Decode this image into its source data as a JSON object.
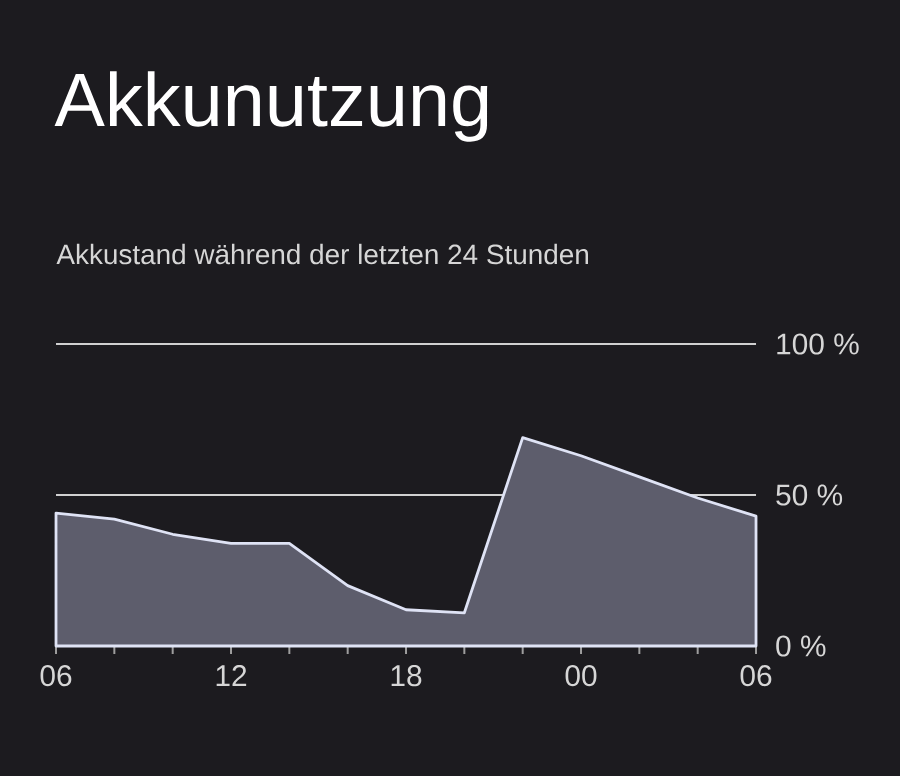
{
  "chart_data": {
    "type": "area",
    "title": "Akkunutzung",
    "subtitle": "Akkustand während der letzten 24 Stunden",
    "categories": [
      "06",
      null,
      null,
      "12",
      null,
      null,
      "18",
      null,
      null,
      "00",
      null,
      null,
      "06"
    ],
    "series": [
      {
        "color": "#5d5d6c",
        "values": [
          44,
          42,
          37,
          34,
          34,
          20,
          12,
          11,
          69,
          63,
          56,
          49,
          43
        ]
      }
    ],
    "ylim": [
      0,
      100
    ],
    "yticks": [
      {
        "value": 0,
        "label": "0 %"
      },
      {
        "value": 50,
        "label": "50 %"
      },
      {
        "value": 100,
        "label": "100 %"
      }
    ],
    "grid": "y"
  }
}
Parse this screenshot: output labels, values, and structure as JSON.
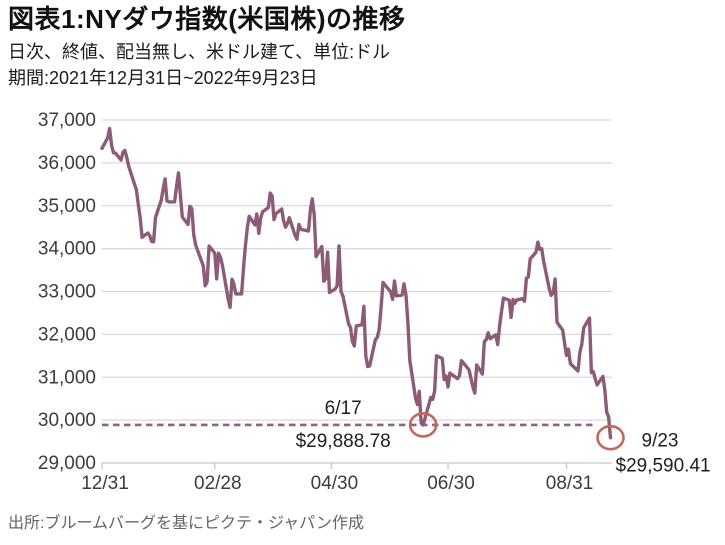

########################################

Write out the entries above word for word. Do not include the pictures.

* **The answer**
Decode this image into its source data as a JSON object.
{
  "chart_data": {
    "type": "area",
    "title": "Akkunutzung",
    "subtitle": "Akkustand während der letzten 24 Stunden",
    "categories": [
      "06",
      null,
      null,
      "12",
      null,
      null,
      "18",
      null,
      null,
      "00",
      null,
      null,
      "06"
    ],
    "series": [
      {
        "color": "#5d5d6c",
        "values": [
          44,
          42,
          37,
          34,
          34,
          20,
          12,
          11,
          69,
          63,
          56,
          49,
          43
        ]
      }
    ],
    "ylim": [
      0,
      100
    ],
    "yticks": [
      {
        "value": 0,
        "label": "0 %"
      },
      {
        "value": 50,
        "label": "50 %"
      },
      {
        "value": 100,
        "label": "100 %"
      }
    ],
    "grid": "y"
  }
}
Parse this screenshot: output labels, values, and structure as JSON.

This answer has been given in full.